• [WHAT IS BEING ASKED]
Do any lines in the data below contain "Google"? If so, copy every one of them.

** BEGIN MATERIAL SHOWN **

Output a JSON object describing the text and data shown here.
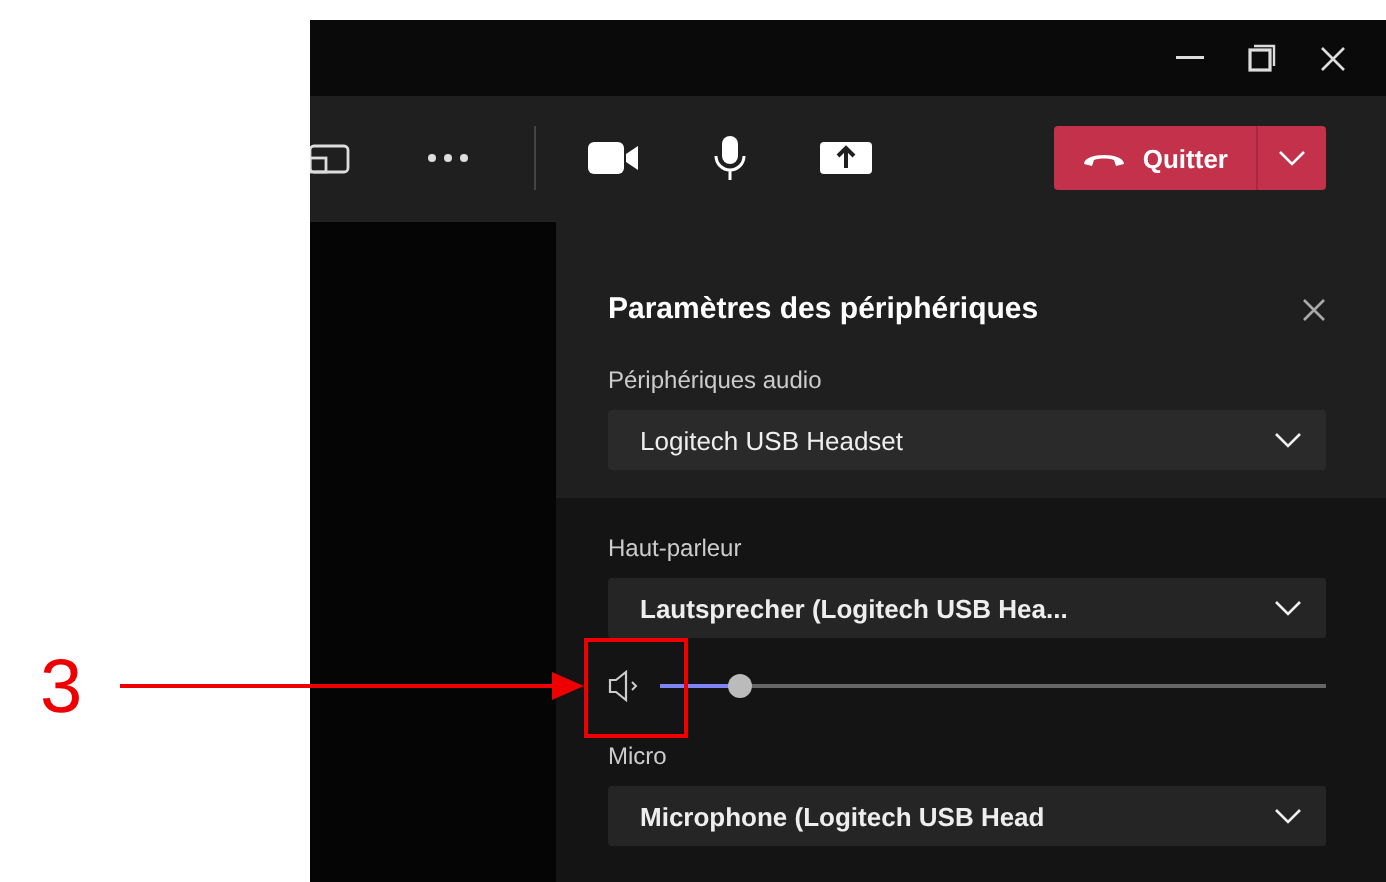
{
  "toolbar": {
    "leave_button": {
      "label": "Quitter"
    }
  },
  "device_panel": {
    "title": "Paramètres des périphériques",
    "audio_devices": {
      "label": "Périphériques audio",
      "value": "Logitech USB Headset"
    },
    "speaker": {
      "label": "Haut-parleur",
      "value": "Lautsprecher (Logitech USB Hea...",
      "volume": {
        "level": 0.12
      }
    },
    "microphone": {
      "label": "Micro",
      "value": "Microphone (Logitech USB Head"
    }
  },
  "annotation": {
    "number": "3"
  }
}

** END MATERIAL SHOWN **
** BEGIN MATERIAL SHOWN **

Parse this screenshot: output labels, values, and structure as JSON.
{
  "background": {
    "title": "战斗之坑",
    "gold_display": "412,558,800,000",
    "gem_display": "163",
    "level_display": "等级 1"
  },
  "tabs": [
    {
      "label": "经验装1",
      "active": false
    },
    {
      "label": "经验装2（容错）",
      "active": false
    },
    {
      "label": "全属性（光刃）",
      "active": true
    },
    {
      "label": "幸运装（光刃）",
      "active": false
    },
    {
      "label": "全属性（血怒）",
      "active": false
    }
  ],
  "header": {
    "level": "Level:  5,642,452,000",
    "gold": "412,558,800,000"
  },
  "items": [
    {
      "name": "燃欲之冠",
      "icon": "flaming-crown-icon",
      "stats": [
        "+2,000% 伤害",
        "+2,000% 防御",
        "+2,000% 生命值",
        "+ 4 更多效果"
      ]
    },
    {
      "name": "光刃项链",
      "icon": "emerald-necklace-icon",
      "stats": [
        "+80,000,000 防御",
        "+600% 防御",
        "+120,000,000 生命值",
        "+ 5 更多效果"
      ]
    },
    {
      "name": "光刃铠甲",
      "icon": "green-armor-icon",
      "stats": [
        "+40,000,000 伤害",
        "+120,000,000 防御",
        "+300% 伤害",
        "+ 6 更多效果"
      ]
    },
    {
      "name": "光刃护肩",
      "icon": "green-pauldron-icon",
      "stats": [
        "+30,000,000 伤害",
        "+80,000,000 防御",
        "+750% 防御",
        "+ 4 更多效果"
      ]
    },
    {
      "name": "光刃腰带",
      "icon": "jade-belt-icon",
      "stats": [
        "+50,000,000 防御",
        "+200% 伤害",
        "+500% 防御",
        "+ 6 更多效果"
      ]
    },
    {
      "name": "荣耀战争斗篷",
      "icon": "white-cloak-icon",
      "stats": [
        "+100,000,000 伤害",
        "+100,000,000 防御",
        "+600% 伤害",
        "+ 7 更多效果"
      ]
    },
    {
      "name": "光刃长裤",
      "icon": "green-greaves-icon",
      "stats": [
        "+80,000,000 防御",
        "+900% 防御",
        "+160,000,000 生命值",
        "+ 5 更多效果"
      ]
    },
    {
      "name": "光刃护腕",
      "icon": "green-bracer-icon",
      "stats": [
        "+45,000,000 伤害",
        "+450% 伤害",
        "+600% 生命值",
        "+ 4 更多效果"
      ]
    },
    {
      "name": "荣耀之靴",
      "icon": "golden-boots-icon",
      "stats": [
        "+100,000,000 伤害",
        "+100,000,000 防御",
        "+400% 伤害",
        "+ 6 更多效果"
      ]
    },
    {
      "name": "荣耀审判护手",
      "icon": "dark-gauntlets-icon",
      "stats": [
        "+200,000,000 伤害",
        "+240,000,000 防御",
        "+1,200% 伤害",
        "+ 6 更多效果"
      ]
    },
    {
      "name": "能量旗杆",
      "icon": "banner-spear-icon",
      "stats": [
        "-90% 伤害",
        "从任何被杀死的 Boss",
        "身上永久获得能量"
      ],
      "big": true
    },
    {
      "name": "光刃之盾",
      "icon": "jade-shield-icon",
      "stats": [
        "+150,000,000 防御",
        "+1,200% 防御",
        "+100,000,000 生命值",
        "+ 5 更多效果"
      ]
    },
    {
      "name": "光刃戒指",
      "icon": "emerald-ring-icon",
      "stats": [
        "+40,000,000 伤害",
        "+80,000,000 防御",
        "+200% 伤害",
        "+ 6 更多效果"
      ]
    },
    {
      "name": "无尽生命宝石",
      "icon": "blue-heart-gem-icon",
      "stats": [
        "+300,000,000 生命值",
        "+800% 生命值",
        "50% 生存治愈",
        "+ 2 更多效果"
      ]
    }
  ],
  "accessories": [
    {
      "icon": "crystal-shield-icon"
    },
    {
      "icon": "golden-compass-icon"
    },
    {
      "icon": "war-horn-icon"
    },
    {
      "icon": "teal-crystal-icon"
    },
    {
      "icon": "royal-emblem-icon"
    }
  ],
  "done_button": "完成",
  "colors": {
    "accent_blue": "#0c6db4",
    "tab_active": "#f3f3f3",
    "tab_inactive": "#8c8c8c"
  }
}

** END MATERIAL SHOWN **
** BEGIN MATERIAL SHOWN **

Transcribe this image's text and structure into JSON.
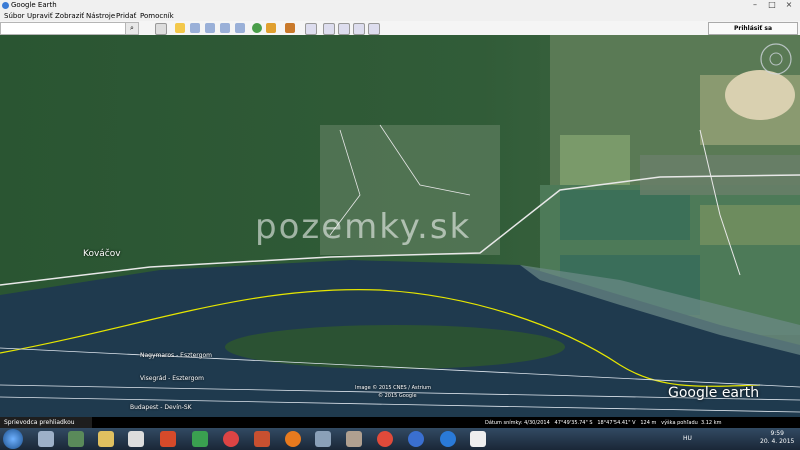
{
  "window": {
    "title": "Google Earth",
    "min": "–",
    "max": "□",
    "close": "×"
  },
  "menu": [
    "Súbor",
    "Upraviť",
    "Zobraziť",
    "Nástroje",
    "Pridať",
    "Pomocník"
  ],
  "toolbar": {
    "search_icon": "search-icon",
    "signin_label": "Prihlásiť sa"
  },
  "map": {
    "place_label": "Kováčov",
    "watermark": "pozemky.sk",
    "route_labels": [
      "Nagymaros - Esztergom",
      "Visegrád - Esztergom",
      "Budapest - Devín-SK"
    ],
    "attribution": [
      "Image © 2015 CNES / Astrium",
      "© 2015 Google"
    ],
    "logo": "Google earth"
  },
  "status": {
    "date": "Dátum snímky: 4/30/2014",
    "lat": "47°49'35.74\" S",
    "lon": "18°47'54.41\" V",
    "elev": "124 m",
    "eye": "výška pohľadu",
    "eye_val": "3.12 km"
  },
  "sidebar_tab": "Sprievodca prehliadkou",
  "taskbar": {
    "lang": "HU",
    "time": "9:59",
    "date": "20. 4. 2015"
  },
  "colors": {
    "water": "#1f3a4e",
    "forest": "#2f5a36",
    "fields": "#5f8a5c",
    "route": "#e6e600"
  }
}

** END MATERIAL SHOWN **

• [OUTPUT OF THE EXERCISE]
    "title": "Google Earth",
      "© 2015 Google"
    "logo": "Google earth"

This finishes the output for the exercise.